---------- Records provided ----------

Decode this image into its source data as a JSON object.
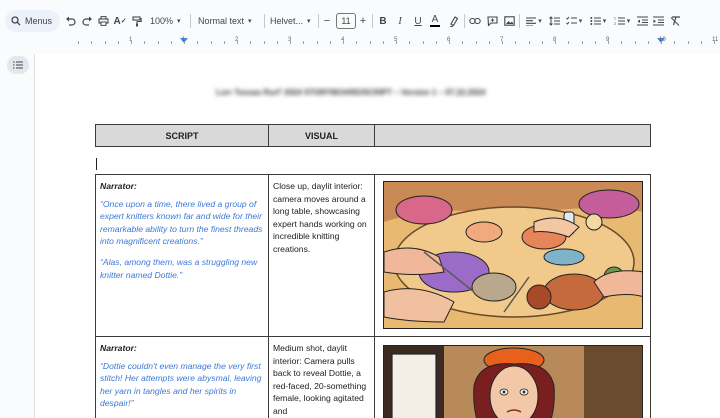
{
  "toolbar": {
    "menus_label": "Menus",
    "zoom": "100%",
    "style": "Normal text",
    "font": "Helvet...",
    "font_size": "11",
    "minus": "−",
    "plus": "+",
    "bold": "B",
    "italic": "I",
    "underline": "U",
    "text_color": "A"
  },
  "ruler": {
    "numbers": [
      "1",
      "1",
      "2",
      "3",
      "4",
      "5",
      "6",
      "7",
      "8",
      "9",
      "10",
      "11",
      "12",
      "13",
      "14",
      "15",
      "16",
      "17",
      "18"
    ]
  },
  "document": {
    "title_blurred": "Lorr Tossas Rurf' 2024 STORYBOARD/SCRIPT – Version 1 – 07.22.2024",
    "headers": {
      "script": "SCRIPT",
      "visual": "VISUAL",
      "third": ""
    },
    "rows": [
      {
        "narrator": "Narrator:",
        "quote1": "“Once upon a time, there lived a group of expert knitters known far and wide for their remarkable ability to turn the finest threads into magnificent creations.”",
        "quote2": "“Alas, among them, was a struggling new knitter named Dottie.”",
        "visual": "Close up, daylit interior: camera moves around a long table, showcasing expert hands working on incredible knitting creations."
      },
      {
        "narrator": "Narrator:",
        "quote1": "“Dottie couldn't even manage the very first stitch! Her attempts were abysmal, leaving her yarn in tangles and her spirits in despair!”",
        "visual": "Medium shot, daylit interior: Camera pulls back to reveal Dottie, a red-faced, 20-something female, looking agitated and"
      }
    ]
  },
  "colors": {
    "quote_blue": "#3c78d8",
    "header_gray": "#d9d9d9",
    "ruler_marker": "#4285f4"
  }
}
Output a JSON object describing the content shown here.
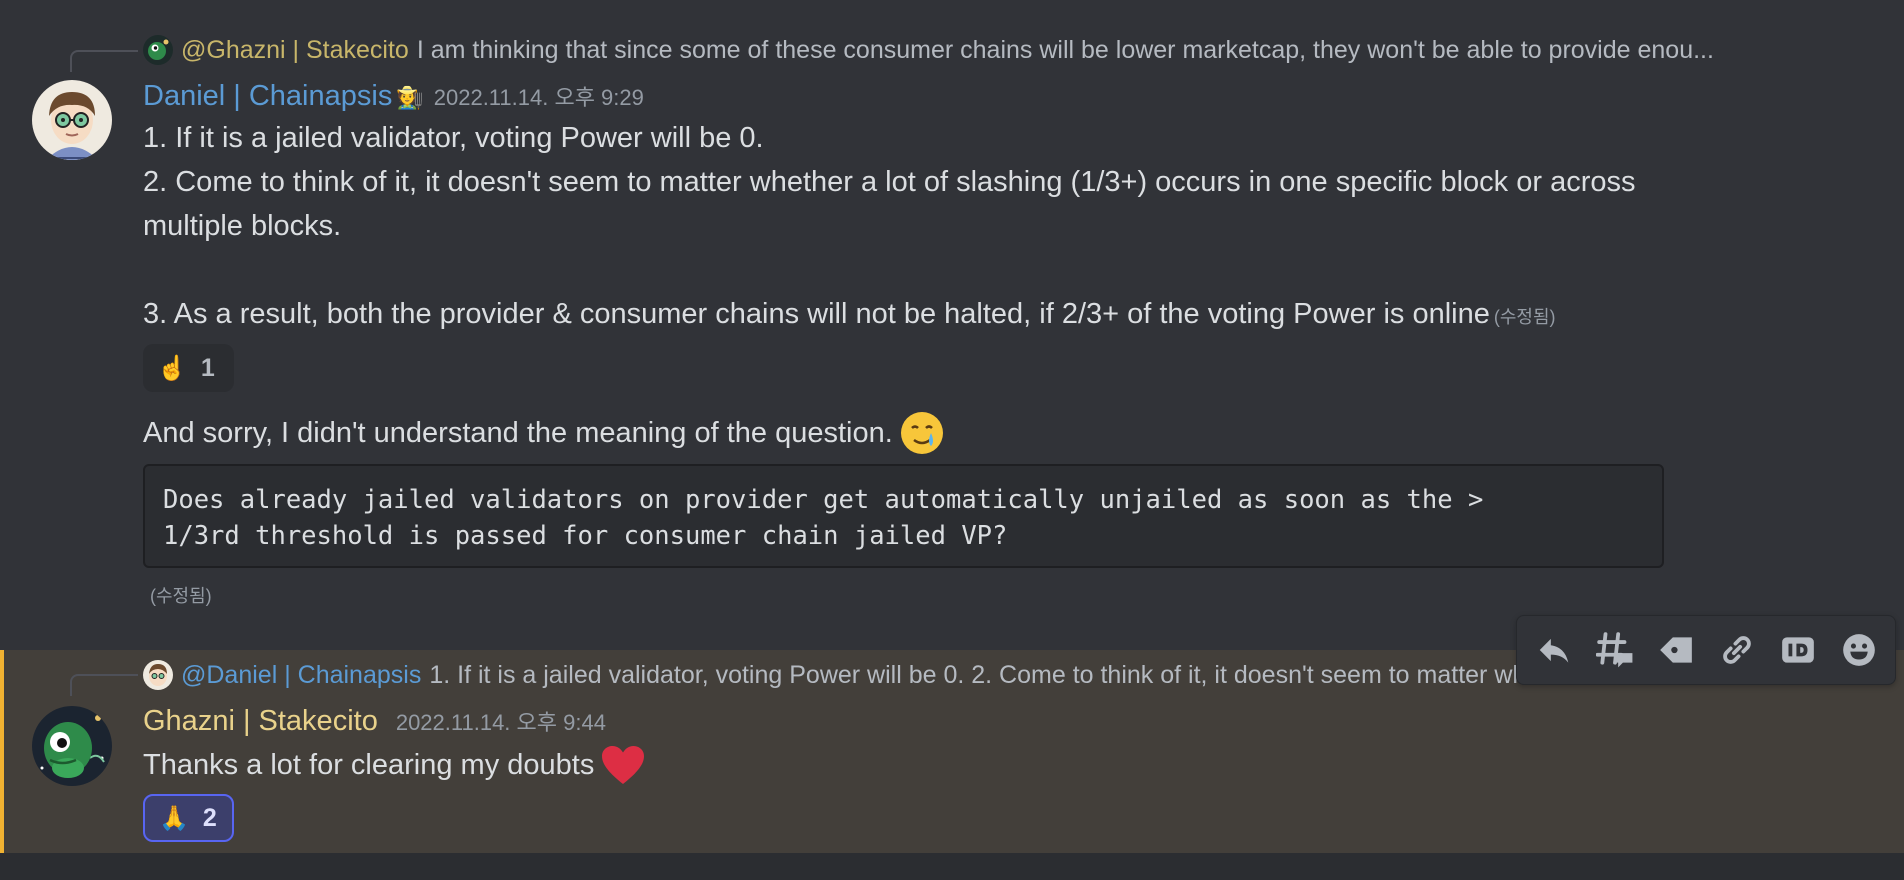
{
  "colors": {
    "background": "#313338",
    "highlight_background": "#433f3a",
    "highlight_bar": "#f0b232",
    "daniel_name": "#5b9bd5",
    "ghazni_name": "#e9d28b",
    "mention_ghazni": "#c8b66a",
    "mention_daniel": "#5b9bd5",
    "heart": "#dd2e44"
  },
  "message1": {
    "reply": {
      "mention": "@Ghazni | Stakecito",
      "text": "I am thinking that since some of these consumer chains will be lower marketcap, they won't be able to provide enou..."
    },
    "author": "Daniel | Chainapsis",
    "author_badges": "🧑‍🌾",
    "timestamp": "2022.11.14. 오후 9:29",
    "lines": [
      "1. If it is a jailed validator, voting Power will be 0.",
      "2. Come to think of it, it doesn't seem to matter whether a lot of slashing (1/3+) occurs in one specific block or across",
      "multiple blocks.",
      "3. As a result, both the provider & consumer chains will not be halted, if 2/3+ of the voting Power is online"
    ],
    "edited_label": "(수정됨)",
    "reaction": {
      "emoji": "☝️",
      "count": "1"
    },
    "followup_text": "And sorry, I didn't understand the meaning of the question.",
    "followup_emoji": "🥲",
    "code": "Does already jailed validators on provider get automatically unjailed as soon as the >\n1/3rd threshold is passed for consumer chain jailed VP?",
    "followup_edited_label": "(수정됨)"
  },
  "message2": {
    "reply": {
      "mention": "@Daniel | Chainapsis",
      "text": "1. If it is a jailed validator, voting Power will be 0. 2. Come to think of it, it doesn't seem to matter whether a lot of sla..."
    },
    "author": "Ghazni | Stakecito",
    "timestamp": "2022.11.14. 오후 9:44",
    "text": "Thanks a lot for clearing my doubts",
    "emoji": "❤️",
    "reaction": {
      "emoji": "🙏",
      "count": "2"
    }
  },
  "toolbar": {
    "icons": [
      "reply-icon",
      "create-thread-icon",
      "tag-icon",
      "copy-link-icon",
      "copy-id-icon",
      "add-reaction-icon"
    ]
  }
}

----------

**Problem to work on**
Retype all the records shown above, character for character. Omit every picture.

**Response**
Decode this image into its source data as a JSON object.
{
  "toolbar": {
    "menus_label": "Menus",
    "zoom": "100%",
    "style": "Normal text",
    "font": "Helvet...",
    "font_size": "11",
    "minus": "−",
    "plus": "+",
    "bold": "B",
    "italic": "I",
    "underline": "U",
    "text_color": "A"
  },
  "ruler": {
    "numbers": [
      "1",
      "1",
      "2",
      "3",
      "4",
      "5",
      "6",
      "7",
      "8",
      "9",
      "10",
      "11",
      "12",
      "13",
      "14",
      "15",
      "16",
      "17",
      "18"
    ]
  },
  "document": {
    "title_blurred": "Lorr Tossas Rurf' 2024 STORYBOARD/SCRIPT – Version 1 – 07.22.2024",
    "headers": {
      "script": "SCRIPT",
      "visual": "VISUAL",
      "third": ""
    },
    "rows": [
      {
        "narrator": "Narrator:",
        "quote1": "“Once upon a time, there lived a group of expert knitters known far and wide for their remarkable ability to turn the finest threads into magnificent creations.”",
        "quote2": "“Alas, among them, was a struggling new knitter named Dottie.”",
        "visual": "Close up, daylit interior: camera moves around a long table, showcasing expert hands working on incredible knitting creations."
      },
      {
        "narrator": "Narrator:",
        "quote1": "“Dottie couldn't even manage the very first stitch! Her attempts were abysmal, leaving her yarn in tangles and her spirits in despair!”",
        "visual": "Medium shot, daylit interior: Camera pulls back to reveal Dottie, a red-faced, 20-something female, looking agitated and"
      }
    ]
  },
  "colors": {
    "quote_blue": "#3c78d8",
    "header_gray": "#d9d9d9",
    "ruler_marker": "#4285f4"
  }
}
Output a JSON object describing the content shown here.
{
  "colors": {
    "background": "#313338",
    "highlight_background": "#433f3a",
    "highlight_bar": "#f0b232",
    "daniel_name": "#5b9bd5",
    "ghazni_name": "#e9d28b",
    "mention_ghazni": "#c8b66a",
    "mention_daniel": "#5b9bd5",
    "heart": "#dd2e44"
  },
  "message1": {
    "reply": {
      "mention": "@Ghazni | Stakecito",
      "text": "I am thinking that since some of these consumer chains will be lower marketcap, they won't be able to provide enou..."
    },
    "author": "Daniel | Chainapsis",
    "author_badges": "🧑‍🌾",
    "timestamp": "2022.11.14. 오후 9:29",
    "lines": [
      "1. If it is a jailed validator, voting Power will be 0.",
      "2. Come to think of it, it doesn't seem to matter whether a lot of slashing (1/3+) occurs in one specific block or across",
      "multiple blocks.",
      "3. As a result, both the provider & consumer chains will not be halted, if 2/3+ of the voting Power is online"
    ],
    "edited_label": "(수정됨)",
    "reaction": {
      "emoji": "☝️",
      "count": "1"
    },
    "followup_text": "And sorry, I didn't understand the meaning of the question.",
    "followup_emoji": "🥲",
    "code": "Does already jailed validators on provider get automatically unjailed as soon as the >\n1/3rd threshold is passed for consumer chain jailed VP?",
    "followup_edited_label": "(수정됨)"
  },
  "message2": {
    "reply": {
      "mention": "@Daniel | Chainapsis",
      "text": "1. If it is a jailed validator, voting Power will be 0. 2. Come to think of it, it doesn't seem to matter whether a lot of sla..."
    },
    "author": "Ghazni | Stakecito",
    "timestamp": "2022.11.14. 오후 9:44",
    "text": "Thanks a lot for clearing my doubts",
    "emoji": "❤️",
    "reaction": {
      "emoji": "🙏",
      "count": "2"
    }
  },
  "toolbar": {
    "icons": [
      "reply-icon",
      "create-thread-icon",
      "tag-icon",
      "copy-link-icon",
      "copy-id-icon",
      "add-reaction-icon"
    ]
  }
}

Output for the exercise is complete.